### Work required
Pick out each line of the records in which the word "title" appears.

### Entries

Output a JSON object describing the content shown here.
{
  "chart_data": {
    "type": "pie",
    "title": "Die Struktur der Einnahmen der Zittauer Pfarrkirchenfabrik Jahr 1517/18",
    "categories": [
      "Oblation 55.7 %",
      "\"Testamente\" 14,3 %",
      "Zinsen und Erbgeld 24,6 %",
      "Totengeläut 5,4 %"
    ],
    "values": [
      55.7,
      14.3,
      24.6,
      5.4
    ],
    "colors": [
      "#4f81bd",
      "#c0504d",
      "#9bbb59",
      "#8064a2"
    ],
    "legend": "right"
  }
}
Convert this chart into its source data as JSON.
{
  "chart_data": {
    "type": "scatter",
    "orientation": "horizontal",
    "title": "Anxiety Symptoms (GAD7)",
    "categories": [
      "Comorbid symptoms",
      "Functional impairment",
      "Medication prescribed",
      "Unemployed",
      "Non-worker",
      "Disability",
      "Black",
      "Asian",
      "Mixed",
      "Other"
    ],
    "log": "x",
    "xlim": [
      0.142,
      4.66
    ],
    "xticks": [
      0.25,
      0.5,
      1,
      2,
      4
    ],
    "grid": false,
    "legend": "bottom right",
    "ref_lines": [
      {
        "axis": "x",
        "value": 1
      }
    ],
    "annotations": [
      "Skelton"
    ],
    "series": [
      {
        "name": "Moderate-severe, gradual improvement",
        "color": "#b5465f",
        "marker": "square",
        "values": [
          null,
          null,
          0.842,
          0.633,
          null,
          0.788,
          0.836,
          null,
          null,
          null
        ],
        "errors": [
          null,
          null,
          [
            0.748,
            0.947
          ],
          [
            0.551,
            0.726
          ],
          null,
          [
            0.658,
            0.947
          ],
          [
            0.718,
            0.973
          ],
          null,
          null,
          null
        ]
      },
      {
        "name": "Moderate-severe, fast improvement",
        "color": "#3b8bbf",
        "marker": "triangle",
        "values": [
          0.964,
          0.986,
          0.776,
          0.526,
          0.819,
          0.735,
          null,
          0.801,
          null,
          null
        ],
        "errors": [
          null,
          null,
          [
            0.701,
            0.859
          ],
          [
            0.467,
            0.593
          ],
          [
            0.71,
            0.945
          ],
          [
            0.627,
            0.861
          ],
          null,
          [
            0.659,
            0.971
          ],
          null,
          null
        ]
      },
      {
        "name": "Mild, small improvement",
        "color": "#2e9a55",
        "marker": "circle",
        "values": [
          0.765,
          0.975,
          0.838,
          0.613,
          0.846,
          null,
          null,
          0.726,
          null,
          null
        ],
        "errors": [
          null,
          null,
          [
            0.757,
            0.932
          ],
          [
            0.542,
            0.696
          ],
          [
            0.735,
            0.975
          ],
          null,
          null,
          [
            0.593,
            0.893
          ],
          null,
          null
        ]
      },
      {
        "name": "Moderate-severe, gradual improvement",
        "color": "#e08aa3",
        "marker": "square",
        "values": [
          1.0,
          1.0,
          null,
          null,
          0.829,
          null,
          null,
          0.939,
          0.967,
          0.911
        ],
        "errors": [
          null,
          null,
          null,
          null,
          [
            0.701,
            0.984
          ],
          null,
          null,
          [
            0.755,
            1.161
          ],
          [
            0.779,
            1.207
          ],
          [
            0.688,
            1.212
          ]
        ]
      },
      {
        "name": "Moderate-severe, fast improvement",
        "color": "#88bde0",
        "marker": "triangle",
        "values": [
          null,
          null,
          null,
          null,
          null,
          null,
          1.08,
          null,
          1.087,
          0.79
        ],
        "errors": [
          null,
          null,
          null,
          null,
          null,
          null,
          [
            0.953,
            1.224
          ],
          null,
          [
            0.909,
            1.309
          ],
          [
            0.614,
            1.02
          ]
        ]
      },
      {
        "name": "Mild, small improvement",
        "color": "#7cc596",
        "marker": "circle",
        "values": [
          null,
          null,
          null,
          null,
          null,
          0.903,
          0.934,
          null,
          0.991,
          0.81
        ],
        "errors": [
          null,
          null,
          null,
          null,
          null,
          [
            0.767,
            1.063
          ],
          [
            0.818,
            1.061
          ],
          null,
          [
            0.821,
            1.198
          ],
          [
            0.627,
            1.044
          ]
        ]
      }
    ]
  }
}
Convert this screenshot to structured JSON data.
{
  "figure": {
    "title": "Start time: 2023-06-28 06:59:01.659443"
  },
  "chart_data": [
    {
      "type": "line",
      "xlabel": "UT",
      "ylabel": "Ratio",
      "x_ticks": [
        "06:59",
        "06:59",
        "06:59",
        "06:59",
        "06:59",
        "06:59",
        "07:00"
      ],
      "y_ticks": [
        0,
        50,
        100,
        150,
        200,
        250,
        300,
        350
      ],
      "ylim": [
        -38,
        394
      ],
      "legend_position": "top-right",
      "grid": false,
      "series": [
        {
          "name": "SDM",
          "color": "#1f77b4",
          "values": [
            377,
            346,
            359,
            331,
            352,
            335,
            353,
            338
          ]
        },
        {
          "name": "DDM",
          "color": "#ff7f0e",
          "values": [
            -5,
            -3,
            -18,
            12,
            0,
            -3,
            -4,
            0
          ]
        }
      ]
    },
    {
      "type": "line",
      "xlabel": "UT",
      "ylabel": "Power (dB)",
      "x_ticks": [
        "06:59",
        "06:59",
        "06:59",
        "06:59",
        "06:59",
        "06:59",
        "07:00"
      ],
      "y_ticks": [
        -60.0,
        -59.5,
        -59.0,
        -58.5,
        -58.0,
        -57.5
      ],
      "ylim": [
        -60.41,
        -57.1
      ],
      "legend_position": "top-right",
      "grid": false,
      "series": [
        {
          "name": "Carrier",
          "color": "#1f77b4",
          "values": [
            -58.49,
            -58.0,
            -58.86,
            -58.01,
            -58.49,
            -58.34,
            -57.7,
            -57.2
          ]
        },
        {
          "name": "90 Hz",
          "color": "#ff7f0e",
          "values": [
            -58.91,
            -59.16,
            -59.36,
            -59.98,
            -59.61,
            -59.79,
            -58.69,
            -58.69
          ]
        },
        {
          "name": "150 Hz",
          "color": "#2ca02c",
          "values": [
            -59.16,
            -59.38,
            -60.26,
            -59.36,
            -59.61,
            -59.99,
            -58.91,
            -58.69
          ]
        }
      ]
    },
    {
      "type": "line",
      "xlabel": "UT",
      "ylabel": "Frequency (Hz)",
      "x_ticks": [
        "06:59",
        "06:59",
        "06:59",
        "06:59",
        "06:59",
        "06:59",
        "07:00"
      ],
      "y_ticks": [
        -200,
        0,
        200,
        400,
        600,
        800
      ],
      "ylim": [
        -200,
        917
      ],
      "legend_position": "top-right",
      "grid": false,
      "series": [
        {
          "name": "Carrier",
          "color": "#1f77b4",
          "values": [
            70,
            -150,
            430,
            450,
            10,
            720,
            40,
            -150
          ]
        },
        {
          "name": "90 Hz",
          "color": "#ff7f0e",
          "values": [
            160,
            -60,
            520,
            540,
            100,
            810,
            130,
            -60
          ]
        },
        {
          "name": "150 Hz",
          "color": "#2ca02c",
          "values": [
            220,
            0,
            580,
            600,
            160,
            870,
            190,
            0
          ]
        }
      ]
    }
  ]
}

### Exercise answer
    "title": "Die Struktur der Einnahmen der Zittauer Pfarrkirchenfabrik Jahr 1517/18",
    "title": "Anxiety Symptoms (GAD7)",
    "title": "Start time: 2023-06-28 06:59:01.659443"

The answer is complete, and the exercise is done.